What to produce — Assemble all lines in which the string "Ukrainy" appears.

Provided material —
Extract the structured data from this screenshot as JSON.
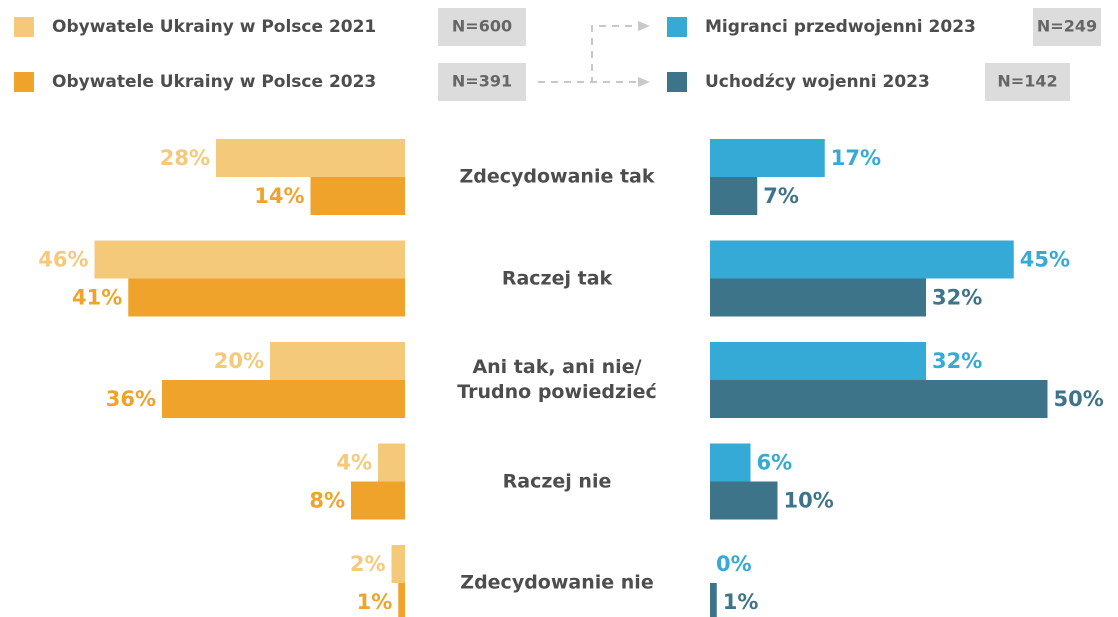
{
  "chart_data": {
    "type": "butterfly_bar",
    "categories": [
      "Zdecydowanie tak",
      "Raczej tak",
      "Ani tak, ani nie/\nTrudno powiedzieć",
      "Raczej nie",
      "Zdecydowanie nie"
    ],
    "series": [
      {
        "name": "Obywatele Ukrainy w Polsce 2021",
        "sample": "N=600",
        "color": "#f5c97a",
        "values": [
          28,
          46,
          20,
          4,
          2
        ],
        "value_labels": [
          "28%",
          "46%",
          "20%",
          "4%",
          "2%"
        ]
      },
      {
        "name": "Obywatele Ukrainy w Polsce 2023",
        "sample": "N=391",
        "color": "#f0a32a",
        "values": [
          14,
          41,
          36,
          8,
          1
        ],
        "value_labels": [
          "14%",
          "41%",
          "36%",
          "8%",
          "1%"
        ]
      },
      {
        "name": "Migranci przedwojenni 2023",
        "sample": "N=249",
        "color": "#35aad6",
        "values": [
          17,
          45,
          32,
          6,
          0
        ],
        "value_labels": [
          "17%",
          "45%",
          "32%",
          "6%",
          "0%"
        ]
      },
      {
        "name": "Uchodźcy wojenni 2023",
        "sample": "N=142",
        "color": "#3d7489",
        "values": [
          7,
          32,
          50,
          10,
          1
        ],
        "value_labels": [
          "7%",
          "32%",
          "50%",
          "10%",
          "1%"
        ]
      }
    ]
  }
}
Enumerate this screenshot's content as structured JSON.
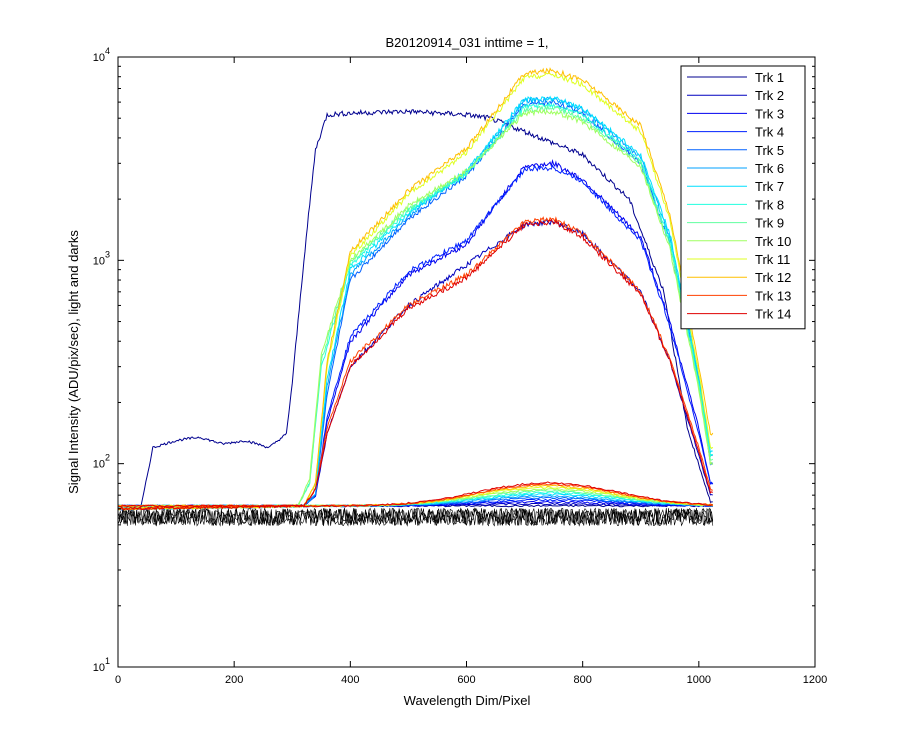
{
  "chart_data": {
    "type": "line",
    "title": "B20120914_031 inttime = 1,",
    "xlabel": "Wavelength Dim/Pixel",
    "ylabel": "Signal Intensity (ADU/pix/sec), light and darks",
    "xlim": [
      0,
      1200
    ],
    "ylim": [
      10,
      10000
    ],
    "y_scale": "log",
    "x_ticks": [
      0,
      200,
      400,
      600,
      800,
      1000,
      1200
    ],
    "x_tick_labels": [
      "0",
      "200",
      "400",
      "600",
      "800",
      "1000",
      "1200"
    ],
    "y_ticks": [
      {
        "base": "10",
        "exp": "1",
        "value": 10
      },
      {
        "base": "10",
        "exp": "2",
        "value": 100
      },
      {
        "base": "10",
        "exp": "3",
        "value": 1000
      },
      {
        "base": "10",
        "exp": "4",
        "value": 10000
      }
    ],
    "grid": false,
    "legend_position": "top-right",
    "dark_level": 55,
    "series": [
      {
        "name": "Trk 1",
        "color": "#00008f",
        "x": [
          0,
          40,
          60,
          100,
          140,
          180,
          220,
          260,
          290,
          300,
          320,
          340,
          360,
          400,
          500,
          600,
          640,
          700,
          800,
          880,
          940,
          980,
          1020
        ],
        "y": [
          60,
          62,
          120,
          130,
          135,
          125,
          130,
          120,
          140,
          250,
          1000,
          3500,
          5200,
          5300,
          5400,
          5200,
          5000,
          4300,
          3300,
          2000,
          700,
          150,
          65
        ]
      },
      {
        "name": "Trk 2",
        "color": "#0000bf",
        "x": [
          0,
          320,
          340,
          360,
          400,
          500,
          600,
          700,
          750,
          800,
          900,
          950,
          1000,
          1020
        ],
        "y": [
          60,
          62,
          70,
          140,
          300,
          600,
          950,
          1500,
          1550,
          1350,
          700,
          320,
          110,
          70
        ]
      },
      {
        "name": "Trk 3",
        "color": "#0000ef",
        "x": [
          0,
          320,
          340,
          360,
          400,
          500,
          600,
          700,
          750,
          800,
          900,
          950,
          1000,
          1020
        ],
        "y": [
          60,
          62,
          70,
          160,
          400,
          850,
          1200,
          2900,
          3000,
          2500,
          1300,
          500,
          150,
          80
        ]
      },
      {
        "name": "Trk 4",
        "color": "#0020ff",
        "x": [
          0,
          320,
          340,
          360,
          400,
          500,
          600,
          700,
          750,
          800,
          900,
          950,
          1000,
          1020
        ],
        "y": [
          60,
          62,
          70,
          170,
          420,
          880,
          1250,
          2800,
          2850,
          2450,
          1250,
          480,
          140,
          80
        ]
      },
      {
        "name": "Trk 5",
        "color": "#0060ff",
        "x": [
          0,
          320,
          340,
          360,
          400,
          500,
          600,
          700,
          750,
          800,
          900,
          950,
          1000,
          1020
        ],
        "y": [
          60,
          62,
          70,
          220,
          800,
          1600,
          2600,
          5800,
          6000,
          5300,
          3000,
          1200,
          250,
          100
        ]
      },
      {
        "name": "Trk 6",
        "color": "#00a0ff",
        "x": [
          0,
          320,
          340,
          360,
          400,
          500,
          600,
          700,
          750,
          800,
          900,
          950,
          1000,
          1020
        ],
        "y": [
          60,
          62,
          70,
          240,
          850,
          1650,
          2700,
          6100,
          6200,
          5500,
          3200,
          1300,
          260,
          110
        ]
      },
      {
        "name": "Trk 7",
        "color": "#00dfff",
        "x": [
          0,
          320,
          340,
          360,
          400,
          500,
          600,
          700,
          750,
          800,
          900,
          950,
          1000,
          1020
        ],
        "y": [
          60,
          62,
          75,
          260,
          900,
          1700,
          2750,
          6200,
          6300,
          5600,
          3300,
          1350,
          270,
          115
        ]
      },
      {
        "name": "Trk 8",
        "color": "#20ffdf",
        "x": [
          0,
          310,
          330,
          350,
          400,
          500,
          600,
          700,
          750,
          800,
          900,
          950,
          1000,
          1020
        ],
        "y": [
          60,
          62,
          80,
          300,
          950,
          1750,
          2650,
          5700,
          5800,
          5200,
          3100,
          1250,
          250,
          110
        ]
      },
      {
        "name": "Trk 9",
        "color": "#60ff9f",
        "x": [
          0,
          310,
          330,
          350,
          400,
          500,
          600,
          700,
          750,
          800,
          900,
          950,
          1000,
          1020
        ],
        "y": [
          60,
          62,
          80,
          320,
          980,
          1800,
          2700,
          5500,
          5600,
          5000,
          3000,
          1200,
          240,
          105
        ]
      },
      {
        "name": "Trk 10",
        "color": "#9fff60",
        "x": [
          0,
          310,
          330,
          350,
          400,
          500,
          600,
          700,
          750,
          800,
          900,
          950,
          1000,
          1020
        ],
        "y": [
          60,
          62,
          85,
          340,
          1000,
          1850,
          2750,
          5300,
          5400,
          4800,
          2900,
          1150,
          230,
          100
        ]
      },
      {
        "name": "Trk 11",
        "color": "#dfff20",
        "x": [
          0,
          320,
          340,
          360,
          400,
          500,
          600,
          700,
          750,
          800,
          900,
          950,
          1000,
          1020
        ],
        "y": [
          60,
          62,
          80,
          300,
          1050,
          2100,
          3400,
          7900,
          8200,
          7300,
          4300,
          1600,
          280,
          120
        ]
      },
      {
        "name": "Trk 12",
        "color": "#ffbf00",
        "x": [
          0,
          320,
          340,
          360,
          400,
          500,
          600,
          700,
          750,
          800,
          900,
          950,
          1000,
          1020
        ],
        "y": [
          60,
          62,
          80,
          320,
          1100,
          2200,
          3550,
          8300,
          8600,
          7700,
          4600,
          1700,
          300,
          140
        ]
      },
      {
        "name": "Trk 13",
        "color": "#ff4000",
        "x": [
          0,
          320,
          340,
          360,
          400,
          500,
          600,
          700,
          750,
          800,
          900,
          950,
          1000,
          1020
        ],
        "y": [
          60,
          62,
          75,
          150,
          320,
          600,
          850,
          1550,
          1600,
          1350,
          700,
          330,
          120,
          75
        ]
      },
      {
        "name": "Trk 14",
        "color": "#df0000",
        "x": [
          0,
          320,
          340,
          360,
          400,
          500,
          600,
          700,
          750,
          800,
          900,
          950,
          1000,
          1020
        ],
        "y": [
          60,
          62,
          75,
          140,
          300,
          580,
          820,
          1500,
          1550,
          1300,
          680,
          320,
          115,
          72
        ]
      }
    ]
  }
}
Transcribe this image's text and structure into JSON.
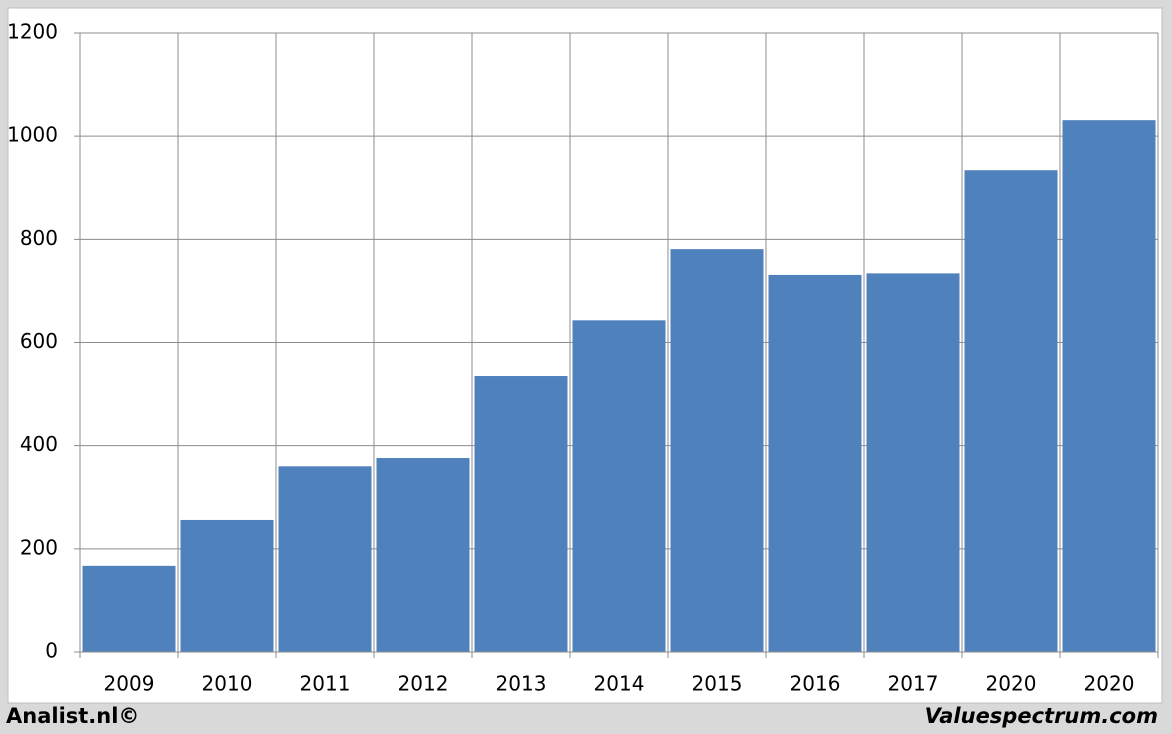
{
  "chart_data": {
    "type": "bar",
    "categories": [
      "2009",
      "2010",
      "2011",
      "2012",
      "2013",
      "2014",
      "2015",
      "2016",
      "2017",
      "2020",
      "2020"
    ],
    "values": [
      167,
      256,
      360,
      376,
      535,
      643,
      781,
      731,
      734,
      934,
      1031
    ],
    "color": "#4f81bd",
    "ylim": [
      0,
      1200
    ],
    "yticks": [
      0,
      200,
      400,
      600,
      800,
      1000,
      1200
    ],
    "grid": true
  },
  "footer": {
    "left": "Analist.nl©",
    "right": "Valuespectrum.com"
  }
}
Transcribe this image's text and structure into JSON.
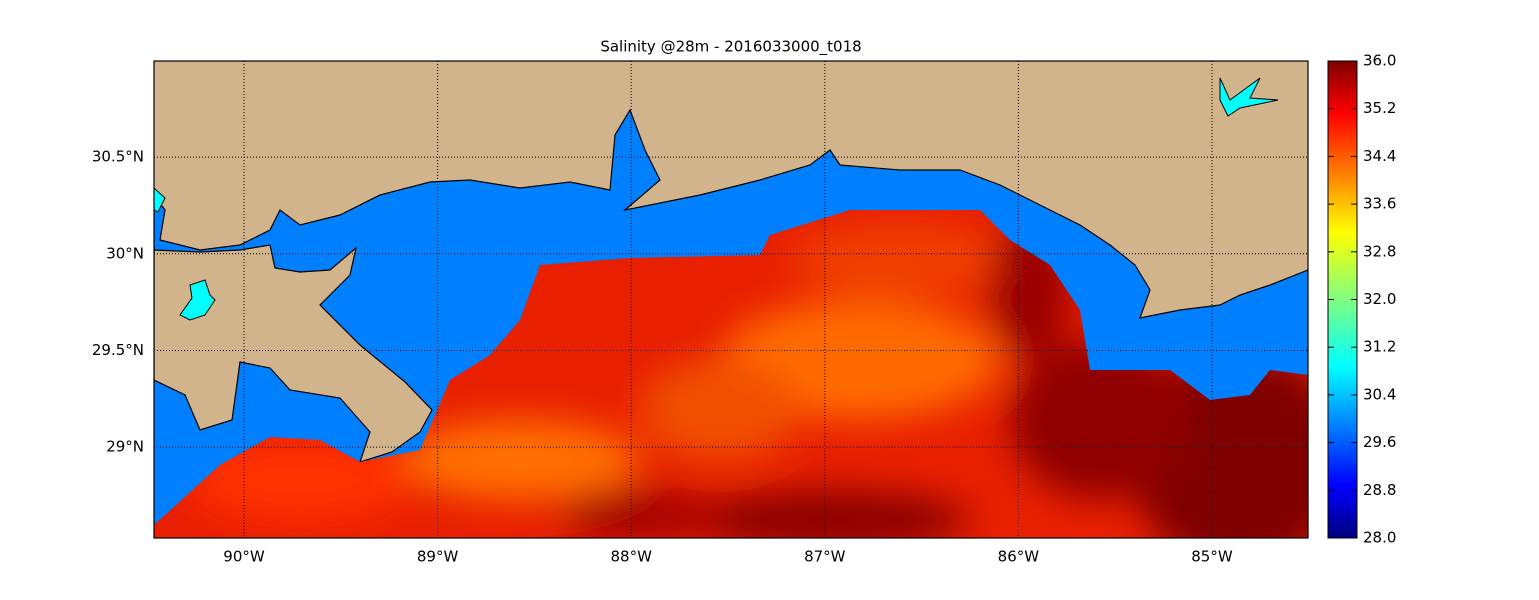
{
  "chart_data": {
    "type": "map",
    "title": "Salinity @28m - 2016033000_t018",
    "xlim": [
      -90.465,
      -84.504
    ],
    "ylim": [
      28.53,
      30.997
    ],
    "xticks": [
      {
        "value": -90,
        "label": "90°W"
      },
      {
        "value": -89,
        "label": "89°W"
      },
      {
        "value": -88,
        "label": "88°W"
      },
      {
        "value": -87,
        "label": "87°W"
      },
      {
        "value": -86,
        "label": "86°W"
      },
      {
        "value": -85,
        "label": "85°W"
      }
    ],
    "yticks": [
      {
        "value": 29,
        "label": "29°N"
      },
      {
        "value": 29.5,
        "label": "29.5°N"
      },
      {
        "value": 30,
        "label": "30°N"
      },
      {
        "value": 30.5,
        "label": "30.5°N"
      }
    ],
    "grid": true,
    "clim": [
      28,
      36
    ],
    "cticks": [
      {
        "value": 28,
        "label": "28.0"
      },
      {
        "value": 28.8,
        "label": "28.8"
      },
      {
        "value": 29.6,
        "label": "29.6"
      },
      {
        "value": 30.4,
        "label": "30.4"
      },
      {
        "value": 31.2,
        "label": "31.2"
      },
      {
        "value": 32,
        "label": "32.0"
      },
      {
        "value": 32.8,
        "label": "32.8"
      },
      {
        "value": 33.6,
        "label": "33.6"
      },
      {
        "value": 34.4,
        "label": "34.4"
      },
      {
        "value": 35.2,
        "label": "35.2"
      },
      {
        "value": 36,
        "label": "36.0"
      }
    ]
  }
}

Task output —
        "name": "Obywatele Ukrainy w Polsce 2021",
        "name": "Obywatele Ukrainy w Polsce 2023",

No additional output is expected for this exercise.